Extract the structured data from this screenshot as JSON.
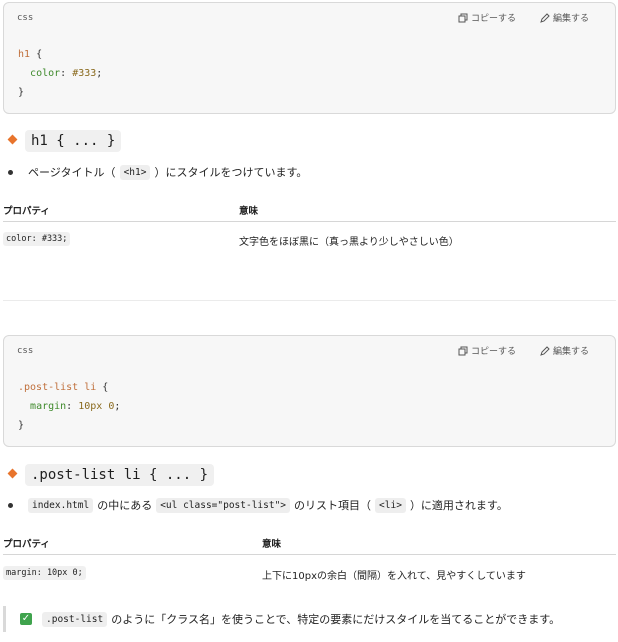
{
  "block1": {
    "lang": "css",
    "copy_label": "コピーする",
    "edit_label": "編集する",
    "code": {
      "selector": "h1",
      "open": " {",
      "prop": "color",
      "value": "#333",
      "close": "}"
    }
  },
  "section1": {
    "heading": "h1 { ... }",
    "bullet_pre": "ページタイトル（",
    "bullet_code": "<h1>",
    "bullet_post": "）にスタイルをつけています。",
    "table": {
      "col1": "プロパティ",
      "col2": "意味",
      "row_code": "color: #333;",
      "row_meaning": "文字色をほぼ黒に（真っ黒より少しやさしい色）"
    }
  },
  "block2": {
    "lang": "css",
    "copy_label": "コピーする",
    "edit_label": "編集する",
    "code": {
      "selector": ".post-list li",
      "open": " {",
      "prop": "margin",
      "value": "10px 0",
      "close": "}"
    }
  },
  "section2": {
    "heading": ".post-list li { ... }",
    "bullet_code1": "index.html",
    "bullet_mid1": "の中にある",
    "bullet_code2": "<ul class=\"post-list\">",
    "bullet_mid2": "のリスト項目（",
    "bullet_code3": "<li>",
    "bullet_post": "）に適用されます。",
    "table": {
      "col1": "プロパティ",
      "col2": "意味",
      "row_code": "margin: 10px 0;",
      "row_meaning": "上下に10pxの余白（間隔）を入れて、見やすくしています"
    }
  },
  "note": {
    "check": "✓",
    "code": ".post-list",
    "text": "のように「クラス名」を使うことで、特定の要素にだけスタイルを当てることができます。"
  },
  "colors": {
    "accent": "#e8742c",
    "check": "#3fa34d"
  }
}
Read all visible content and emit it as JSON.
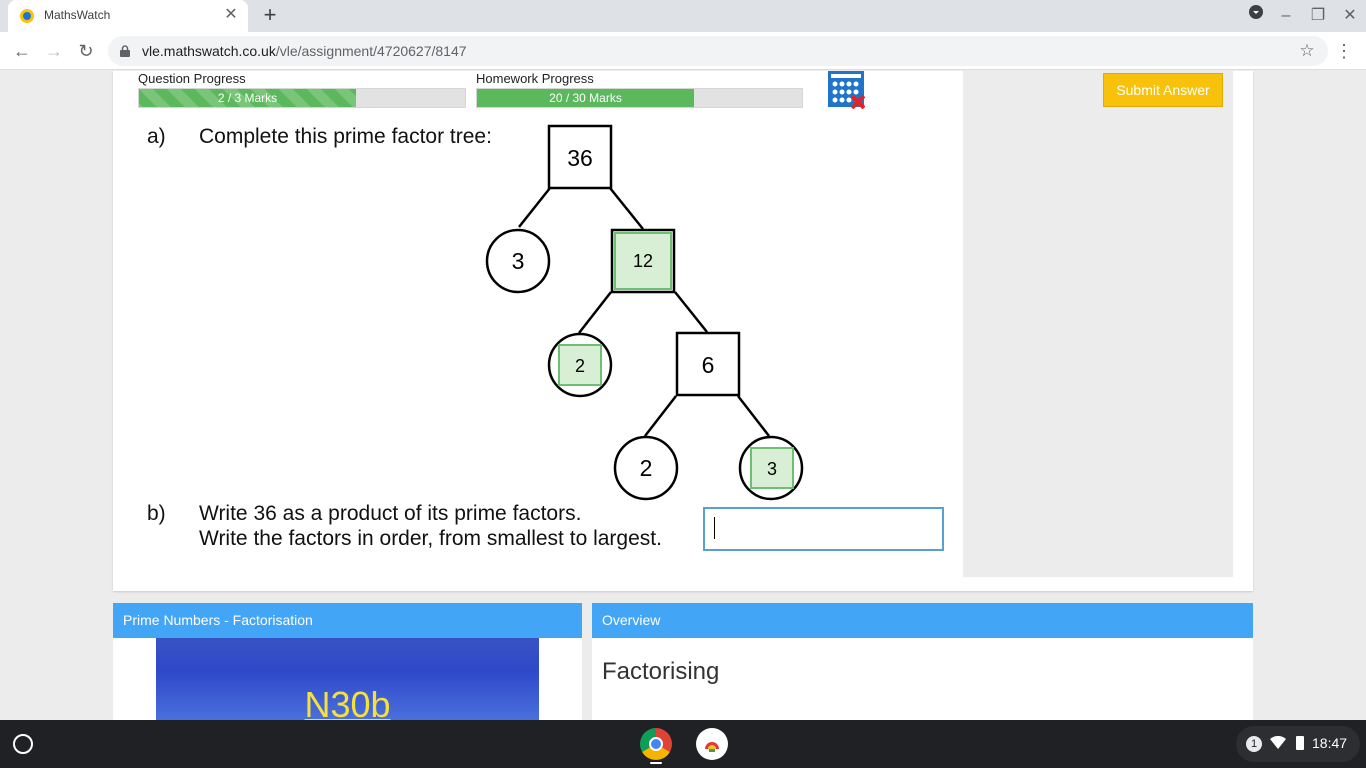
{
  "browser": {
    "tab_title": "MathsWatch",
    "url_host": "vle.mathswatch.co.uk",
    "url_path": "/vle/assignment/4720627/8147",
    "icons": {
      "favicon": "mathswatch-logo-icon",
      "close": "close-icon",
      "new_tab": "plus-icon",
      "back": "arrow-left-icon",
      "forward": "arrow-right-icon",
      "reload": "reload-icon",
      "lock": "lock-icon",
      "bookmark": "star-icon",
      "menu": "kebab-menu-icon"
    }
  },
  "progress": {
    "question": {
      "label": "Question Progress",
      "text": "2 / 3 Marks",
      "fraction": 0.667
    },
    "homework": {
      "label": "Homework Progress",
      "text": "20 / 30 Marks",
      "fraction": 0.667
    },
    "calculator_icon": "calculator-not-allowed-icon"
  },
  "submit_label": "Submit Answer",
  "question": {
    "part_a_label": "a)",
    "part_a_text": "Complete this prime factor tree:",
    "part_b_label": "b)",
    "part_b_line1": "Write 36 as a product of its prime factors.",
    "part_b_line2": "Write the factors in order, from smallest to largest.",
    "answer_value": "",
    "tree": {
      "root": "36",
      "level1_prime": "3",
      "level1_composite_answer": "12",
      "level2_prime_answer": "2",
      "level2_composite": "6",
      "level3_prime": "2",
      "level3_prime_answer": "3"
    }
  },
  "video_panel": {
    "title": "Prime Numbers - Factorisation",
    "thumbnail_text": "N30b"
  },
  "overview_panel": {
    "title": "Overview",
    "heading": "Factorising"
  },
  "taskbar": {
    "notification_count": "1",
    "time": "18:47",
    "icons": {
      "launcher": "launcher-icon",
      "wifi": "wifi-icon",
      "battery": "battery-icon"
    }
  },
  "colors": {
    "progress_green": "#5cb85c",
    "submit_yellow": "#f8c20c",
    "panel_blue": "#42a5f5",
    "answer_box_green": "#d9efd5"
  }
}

...

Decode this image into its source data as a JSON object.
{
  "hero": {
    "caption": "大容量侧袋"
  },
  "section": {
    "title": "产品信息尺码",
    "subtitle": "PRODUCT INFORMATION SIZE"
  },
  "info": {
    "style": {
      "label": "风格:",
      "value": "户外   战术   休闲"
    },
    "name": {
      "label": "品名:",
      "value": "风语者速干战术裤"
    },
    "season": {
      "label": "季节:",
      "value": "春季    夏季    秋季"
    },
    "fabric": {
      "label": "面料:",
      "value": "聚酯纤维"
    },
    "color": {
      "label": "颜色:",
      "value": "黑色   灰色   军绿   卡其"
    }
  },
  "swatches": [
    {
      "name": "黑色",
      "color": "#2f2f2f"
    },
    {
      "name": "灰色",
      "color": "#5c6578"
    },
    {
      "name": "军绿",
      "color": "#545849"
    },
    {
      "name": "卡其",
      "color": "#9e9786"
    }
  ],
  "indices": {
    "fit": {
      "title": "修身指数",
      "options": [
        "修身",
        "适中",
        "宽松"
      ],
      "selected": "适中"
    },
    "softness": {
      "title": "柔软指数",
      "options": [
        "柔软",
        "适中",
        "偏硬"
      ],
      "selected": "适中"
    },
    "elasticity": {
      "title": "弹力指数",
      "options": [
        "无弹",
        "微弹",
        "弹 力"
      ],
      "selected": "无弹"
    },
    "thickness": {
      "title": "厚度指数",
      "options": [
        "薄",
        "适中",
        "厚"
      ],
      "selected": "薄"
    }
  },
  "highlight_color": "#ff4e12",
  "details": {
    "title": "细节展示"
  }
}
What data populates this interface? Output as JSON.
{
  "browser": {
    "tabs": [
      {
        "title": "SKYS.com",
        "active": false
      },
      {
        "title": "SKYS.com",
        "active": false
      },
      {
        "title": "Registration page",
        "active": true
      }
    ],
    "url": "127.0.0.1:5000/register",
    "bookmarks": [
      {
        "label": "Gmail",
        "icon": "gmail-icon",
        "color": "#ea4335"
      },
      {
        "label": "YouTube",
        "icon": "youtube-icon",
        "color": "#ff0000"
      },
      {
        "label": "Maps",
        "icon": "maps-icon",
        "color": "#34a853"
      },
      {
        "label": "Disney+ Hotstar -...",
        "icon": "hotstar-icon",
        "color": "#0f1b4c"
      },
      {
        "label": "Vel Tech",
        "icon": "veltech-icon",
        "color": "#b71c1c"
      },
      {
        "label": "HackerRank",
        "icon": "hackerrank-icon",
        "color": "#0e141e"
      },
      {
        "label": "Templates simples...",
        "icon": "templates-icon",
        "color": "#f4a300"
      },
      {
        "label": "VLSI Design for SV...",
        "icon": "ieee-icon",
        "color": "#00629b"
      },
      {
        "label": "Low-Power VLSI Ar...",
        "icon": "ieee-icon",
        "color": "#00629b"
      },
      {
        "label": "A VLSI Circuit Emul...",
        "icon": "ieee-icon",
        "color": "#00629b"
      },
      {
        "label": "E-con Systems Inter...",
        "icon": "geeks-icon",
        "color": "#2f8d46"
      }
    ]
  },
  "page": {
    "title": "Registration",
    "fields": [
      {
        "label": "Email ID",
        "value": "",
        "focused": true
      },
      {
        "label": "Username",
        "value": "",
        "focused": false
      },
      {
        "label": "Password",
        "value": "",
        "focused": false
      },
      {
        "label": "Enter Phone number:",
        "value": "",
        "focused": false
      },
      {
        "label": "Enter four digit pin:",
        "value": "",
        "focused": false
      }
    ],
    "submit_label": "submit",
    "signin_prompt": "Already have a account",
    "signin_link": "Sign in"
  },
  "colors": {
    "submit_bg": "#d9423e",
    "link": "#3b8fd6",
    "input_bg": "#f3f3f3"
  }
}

...

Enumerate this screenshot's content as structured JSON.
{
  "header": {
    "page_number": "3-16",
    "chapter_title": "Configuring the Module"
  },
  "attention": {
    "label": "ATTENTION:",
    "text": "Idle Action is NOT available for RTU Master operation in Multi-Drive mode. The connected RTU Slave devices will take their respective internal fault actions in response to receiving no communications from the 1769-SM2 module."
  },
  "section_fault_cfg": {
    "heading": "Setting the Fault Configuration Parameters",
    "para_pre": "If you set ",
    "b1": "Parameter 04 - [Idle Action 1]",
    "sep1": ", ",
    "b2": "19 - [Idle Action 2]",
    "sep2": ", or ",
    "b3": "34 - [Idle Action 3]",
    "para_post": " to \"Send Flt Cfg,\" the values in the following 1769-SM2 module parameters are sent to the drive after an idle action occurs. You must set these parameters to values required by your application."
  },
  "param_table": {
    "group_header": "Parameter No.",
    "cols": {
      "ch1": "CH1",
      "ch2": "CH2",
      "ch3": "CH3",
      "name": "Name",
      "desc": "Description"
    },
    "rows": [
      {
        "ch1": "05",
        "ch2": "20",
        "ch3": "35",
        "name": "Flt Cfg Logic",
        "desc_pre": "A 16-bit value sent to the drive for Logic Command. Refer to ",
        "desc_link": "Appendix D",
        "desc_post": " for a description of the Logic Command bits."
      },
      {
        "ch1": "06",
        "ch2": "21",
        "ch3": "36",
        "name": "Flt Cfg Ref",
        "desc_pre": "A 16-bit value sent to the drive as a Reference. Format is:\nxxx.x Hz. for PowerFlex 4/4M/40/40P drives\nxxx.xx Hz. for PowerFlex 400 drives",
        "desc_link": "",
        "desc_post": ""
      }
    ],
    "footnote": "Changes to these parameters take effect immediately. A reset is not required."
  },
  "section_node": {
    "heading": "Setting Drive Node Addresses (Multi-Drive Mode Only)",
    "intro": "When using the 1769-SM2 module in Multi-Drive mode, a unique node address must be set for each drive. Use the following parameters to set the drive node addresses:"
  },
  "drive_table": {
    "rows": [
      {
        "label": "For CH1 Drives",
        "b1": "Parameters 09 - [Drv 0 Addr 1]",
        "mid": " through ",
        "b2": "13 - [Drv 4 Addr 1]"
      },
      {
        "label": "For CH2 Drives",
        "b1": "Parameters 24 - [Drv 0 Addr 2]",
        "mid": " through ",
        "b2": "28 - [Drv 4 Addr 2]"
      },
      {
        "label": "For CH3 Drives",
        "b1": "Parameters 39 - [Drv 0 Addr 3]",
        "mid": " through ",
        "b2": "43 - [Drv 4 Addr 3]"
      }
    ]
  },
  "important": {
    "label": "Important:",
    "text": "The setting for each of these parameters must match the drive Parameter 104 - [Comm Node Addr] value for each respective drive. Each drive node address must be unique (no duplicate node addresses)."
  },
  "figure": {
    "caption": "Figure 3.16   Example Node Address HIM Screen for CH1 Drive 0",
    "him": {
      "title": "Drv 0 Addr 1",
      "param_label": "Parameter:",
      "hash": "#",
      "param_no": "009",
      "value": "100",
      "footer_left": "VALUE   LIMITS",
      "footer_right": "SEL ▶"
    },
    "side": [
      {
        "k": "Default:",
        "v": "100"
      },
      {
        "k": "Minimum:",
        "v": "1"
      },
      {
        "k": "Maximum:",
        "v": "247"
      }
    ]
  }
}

= Short task =
Extract from the data every line where "heading" shows up.

= Task output =
    "heading": "h1 { ... }",
    "heading": ".post-list li { ... }",
    "heading": "Factorising"
    "heading": "Setting the Fault Configuration Parameters",
    "heading": "Setting Drive Node Addresses (Multi-Drive Mode Only)",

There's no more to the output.